* [What the task asks] In the entries below, find every line with "name" and copy it.

Entries with figure data:
::::::::
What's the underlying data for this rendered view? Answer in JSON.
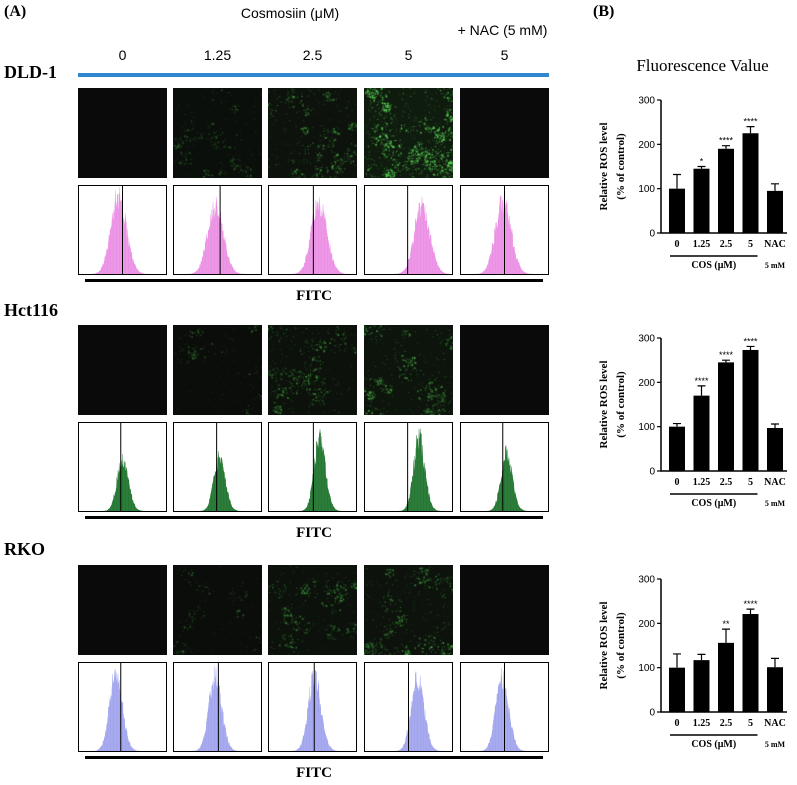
{
  "panel_a": {
    "label": "(A)",
    "treatment_title": "Cosmosiin (μM)",
    "nac_title": "+ NAC (5 mM)",
    "columns": [
      "0",
      "1.25",
      "2.5",
      "5",
      "5"
    ],
    "header_line_color": "#2f87d0",
    "image_background": "#0a0a0a",
    "fluorescence_color": "#5fe05a",
    "rows": [
      {
        "cell_line": "DLD-1",
        "xaxis_label": "FITC",
        "histogram_fill": "#f6b4f1",
        "histogram_edge": "#e47ddd"
      },
      {
        "cell_line": "Hct116",
        "xaxis_label": "FITC",
        "histogram_fill": "#3f9d4f",
        "histogram_edge": "#1b5f28"
      },
      {
        "cell_line": "RKO",
        "xaxis_label": "FITC",
        "histogram_fill": "#bfc1f6",
        "histogram_edge": "#9194e6"
      }
    ]
  },
  "panel_b": {
    "label": "(B)",
    "title": "Fluorescence Value"
  },
  "chart_data": [
    {
      "type": "bar",
      "categories": [
        "0",
        "1.25",
        "2.5",
        "5",
        "NAC"
      ],
      "values": [
        100,
        145,
        190,
        225,
        95
      ],
      "error": [
        32,
        5,
        7,
        15,
        16
      ],
      "significance": [
        "",
        "*",
        "****",
        "****",
        ""
      ],
      "ylabel": [
        "Relative ROS level",
        "(% of control)"
      ],
      "ylim": [
        0,
        300
      ],
      "yticks": [
        0,
        100,
        200,
        300
      ],
      "group_label": "COS (μM)",
      "nac_label": "5 mM",
      "bar_color": "#000000",
      "grid": false
    },
    {
      "type": "bar",
      "categories": [
        "0",
        "1.25",
        "2.5",
        "5",
        "NAC"
      ],
      "values": [
        100,
        170,
        245,
        273,
        97
      ],
      "error": [
        7,
        22,
        5,
        8,
        9
      ],
      "significance": [
        "",
        "****",
        "****",
        "****",
        ""
      ],
      "ylabel": [
        "Relative ROS level",
        "(% of control)"
      ],
      "ylim": [
        0,
        300
      ],
      "yticks": [
        0,
        100,
        200,
        300
      ],
      "group_label": "COS (μM)",
      "nac_label": "5 mM",
      "bar_color": "#000000",
      "grid": false
    },
    {
      "type": "bar",
      "categories": [
        "0",
        "1.25",
        "2.5",
        "5",
        "NAC"
      ],
      "values": [
        100,
        117,
        156,
        221,
        101
      ],
      "error": [
        31,
        13,
        31,
        11,
        20
      ],
      "significance": [
        "",
        "",
        "**",
        "****",
        ""
      ],
      "ylabel": [
        "Relative ROS level",
        "(% of control)"
      ],
      "ylim": [
        0,
        300
      ],
      "yticks": [
        0,
        100,
        200,
        300
      ],
      "group_label": "COS (μM)",
      "nac_label": "5 mM",
      "bar_color": "#000000",
      "grid": false
    }
  ]
}
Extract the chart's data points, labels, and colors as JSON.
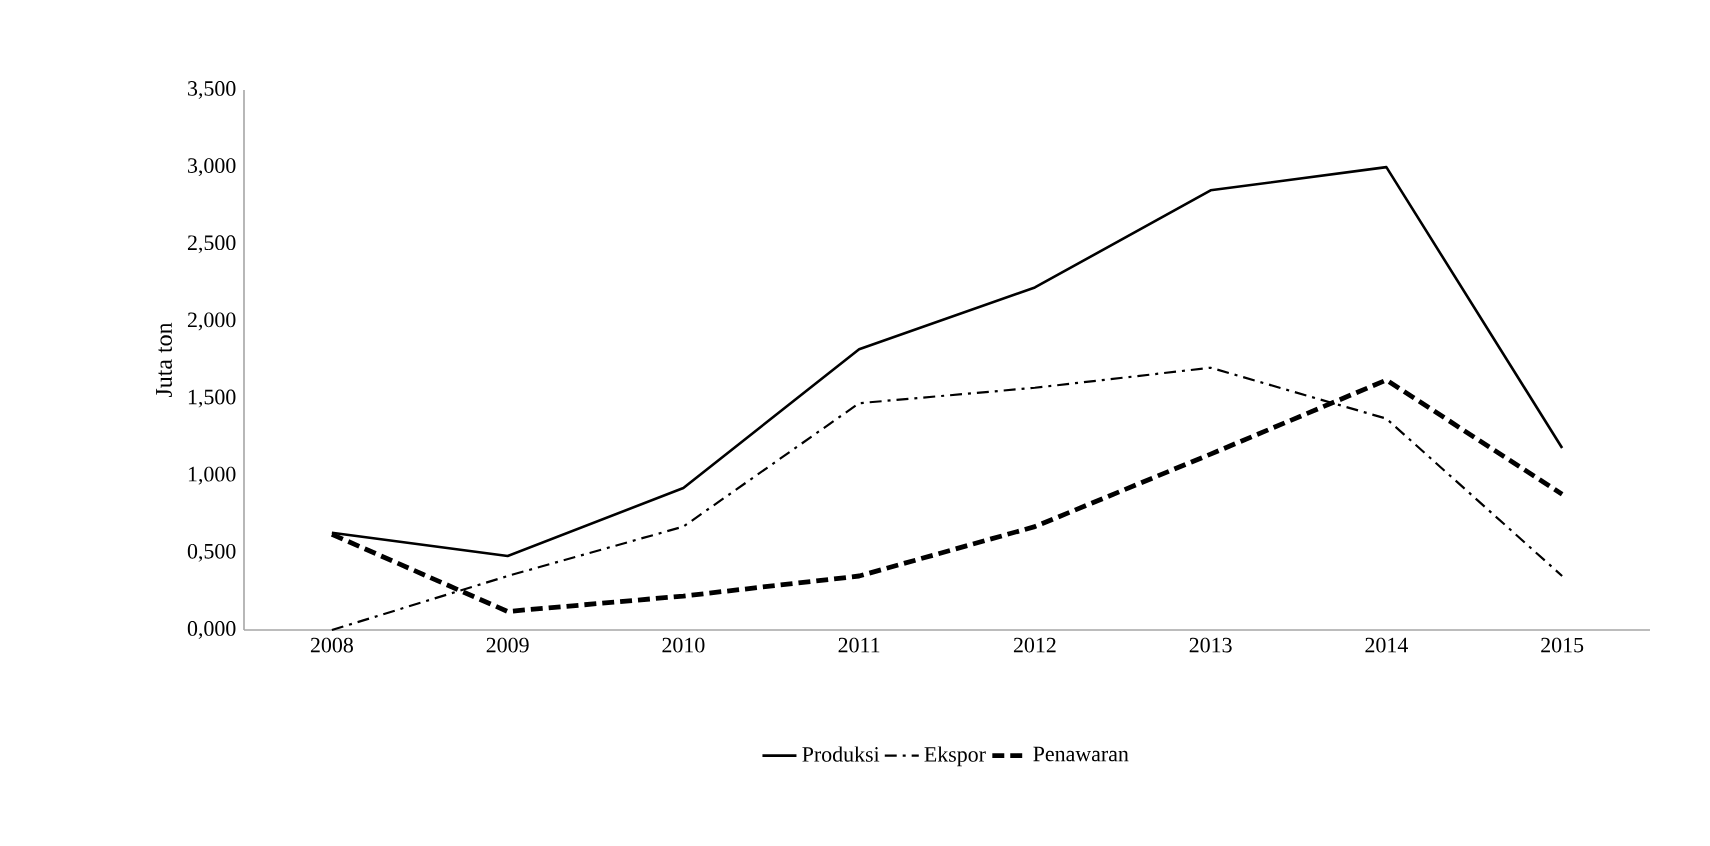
{
  "chart_data": {
    "type": "line",
    "ylabel": "Juta ton",
    "categories": [
      "2008",
      "2009",
      "2010",
      "2011",
      "2012",
      "2013",
      "2014",
      "2015"
    ],
    "series": [
      {
        "name": "Produksi",
        "color": "#000000",
        "line_style": "solid",
        "values": [
          0.63,
          0.48,
          0.92,
          1.82,
          2.22,
          2.85,
          3.0,
          1.18
        ]
      },
      {
        "name": "Ekspor",
        "color": "#000000",
        "line_style": "dashdot",
        "values": [
          0.0,
          0.35,
          0.67,
          1.47,
          1.57,
          1.7,
          1.37,
          0.35
        ]
      },
      {
        "name": "Penawaran",
        "color": "#000000",
        "line_style": "dashed",
        "values": [
          0.62,
          0.12,
          0.22,
          0.35,
          0.67,
          1.14,
          1.62,
          0.88
        ]
      }
    ],
    "ylim": [
      0,
      3.5
    ],
    "yticks": [
      {
        "value": 0,
        "label": "0,000"
      },
      {
        "value": 0.5,
        "label": "0,500"
      },
      {
        "value": 1,
        "label": "1,000"
      },
      {
        "value": 1.5,
        "label": "1,500"
      },
      {
        "value": 2,
        "label": "2,000"
      },
      {
        "value": 2.5,
        "label": "2,500"
      },
      {
        "value": 3,
        "label": "3,000"
      },
      {
        "value": 3.5,
        "label": "3,500"
      }
    ],
    "grid": false,
    "legend": "bottom",
    "marker": "none"
  }
}
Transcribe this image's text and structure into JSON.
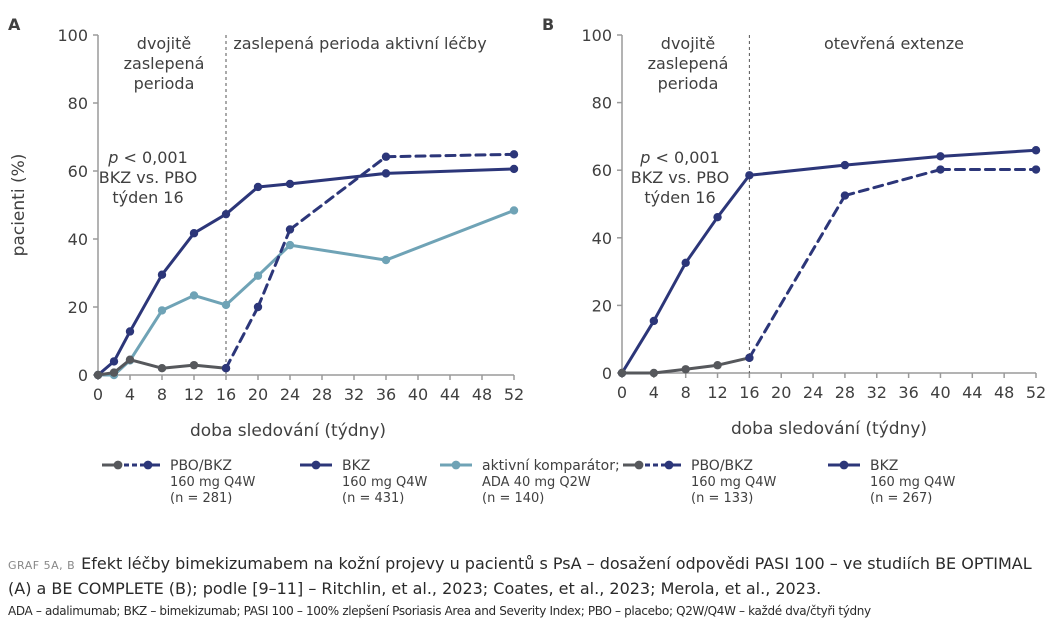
{
  "colors": {
    "navy": "#2c3679",
    "teal": "#6fa3b6",
    "gray": "#56585c",
    "axis": "#9a9a9a"
  },
  "chart_data": [
    {
      "type": "line",
      "panel_label": "A",
      "ylabel": "pacienti (%)",
      "xlabel": "doba sledování (týdny)",
      "x_ticks": [
        0,
        4,
        8,
        12,
        16,
        20,
        24,
        28,
        32,
        36,
        40,
        44,
        48,
        52
      ],
      "y_ticks": [
        0,
        20,
        40,
        60,
        80,
        100
      ],
      "xlim": [
        0,
        52
      ],
      "ylim": [
        0,
        100
      ],
      "divider_x": 16,
      "period_labels": [
        {
          "text": [
            "dvojitě",
            "zaslepená",
            "perioda"
          ]
        },
        {
          "text": [
            "zaslepená perioda aktivní léčby"
          ]
        }
      ],
      "annotation": [
        "p < 0,001",
        "BKZ vs. PBO",
        "týden 16"
      ],
      "series": [
        {
          "name": "BKZ 160 mg Q4W",
          "color": "navy",
          "style": "solid",
          "x": [
            0,
            2,
            4,
            8,
            12,
            16,
            20,
            24,
            36,
            52
          ],
          "y": [
            0,
            4,
            12.8,
            29.5,
            41.7,
            47.3,
            55.3,
            56.2,
            59.3,
            60.6
          ]
        },
        {
          "name": "aktivní komparátor ADA",
          "color": "teal",
          "style": "solid",
          "x": [
            0,
            2,
            4,
            8,
            12,
            16,
            20,
            24,
            36,
            52
          ],
          "y": [
            0,
            0,
            4.3,
            19,
            23.4,
            20.6,
            29.2,
            38.2,
            33.8,
            48.4
          ]
        },
        {
          "name": "PBO",
          "color": "gray",
          "style": "solid",
          "x": [
            0,
            2,
            4,
            8,
            12,
            16
          ],
          "y": [
            0,
            0.7,
            4.5,
            2,
            2.9,
            2
          ]
        },
        {
          "name": "PBO/BKZ",
          "color": "navy",
          "style": "dashed",
          "x": [
            16,
            20,
            24,
            36,
            52
          ],
          "y": [
            2,
            20,
            42.8,
            64.2,
            64.9
          ]
        }
      ]
    },
    {
      "type": "line",
      "panel_label": "B",
      "xlabel": "doba sledování (týdny)",
      "x_ticks": [
        0,
        4,
        8,
        12,
        16,
        20,
        24,
        28,
        32,
        36,
        40,
        44,
        48,
        52
      ],
      "y_ticks": [
        0,
        20,
        40,
        60,
        80,
        100
      ],
      "xlim": [
        0,
        52
      ],
      "ylim": [
        0,
        100
      ],
      "divider_x": 16,
      "period_labels": [
        {
          "text": [
            "dvojitě",
            "zaslepená",
            "perioda"
          ]
        },
        {
          "text": [
            "otevřená extenze"
          ]
        }
      ],
      "annotation": [
        "p < 0,001",
        "BKZ vs. PBO",
        "týden 16"
      ],
      "series": [
        {
          "name": "BKZ 160 mg Q4W",
          "color": "navy",
          "style": "solid",
          "x": [
            0,
            4,
            8,
            12,
            16,
            28,
            40,
            52
          ],
          "y": [
            0,
            15.4,
            32.6,
            46.1,
            58.5,
            61.5,
            64.1,
            65.9
          ]
        },
        {
          "name": "PBO",
          "color": "gray",
          "style": "solid",
          "x": [
            0,
            4,
            8,
            12,
            16
          ],
          "y": [
            0,
            0,
            1.1,
            2.3,
            4.5
          ]
        },
        {
          "name": "PBO/BKZ",
          "color": "navy",
          "style": "dashed",
          "x": [
            16,
            28,
            40,
            52
          ],
          "y": [
            4.5,
            52.5,
            60.2,
            60.2
          ]
        }
      ]
    }
  ],
  "legend": [
    {
      "style": "pbo-bkz",
      "lines": [
        "PBO/BKZ",
        "160 mg Q4W",
        "(n = 281)"
      ]
    },
    {
      "style": "bkz",
      "lines": [
        "BKZ",
        "160 mg Q4W",
        "(n = 431)"
      ]
    },
    {
      "style": "ada",
      "lines": [
        "aktivní komparátor;",
        "ADA 40 mg Q2W",
        "(n = 140)"
      ]
    },
    {
      "style": "pbo-bkz",
      "lines": [
        "PBO/BKZ",
        "160 mg Q4W",
        "(n = 133)"
      ]
    },
    {
      "style": "bkz",
      "lines": [
        "BKZ",
        "160 mg Q4W",
        "(n = 267)"
      ]
    }
  ],
  "caption": {
    "label": "GRAF 5A, B",
    "title": "Efekt léčby bimekizumabem na kožní projevy u pacientů s PsA – dosažení odpovědi PASI 100 – ve studiích BE OPTIMAL (A) a BE COMPLETE (B); podle [9–11] – Ritchlin, et al., 2023; Coates, et al., 2023; Merola, et al., 2023.",
    "abbreviations": "ADA – adalimumab; BKZ – bimekizumab; PASI 100 – 100% zlepšení Psoriasis Area and Severity Index; PBO – placebo; Q2W/Q4W – každé dva/čtyři týdny"
  }
}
::::::::
* [Task answer]
        "name": "Produksi",
        "name": "Ekspor",
        "name": "Penawaran",
          "name": "BKZ 160 mg Q4W",
          "name": "aktivní komparátor ADA",
          "name": "PBO",
          "name": "PBO/BKZ",
          "name": "BKZ 160 mg Q4W",
          "name": "PBO",
          "name": "PBO/BKZ",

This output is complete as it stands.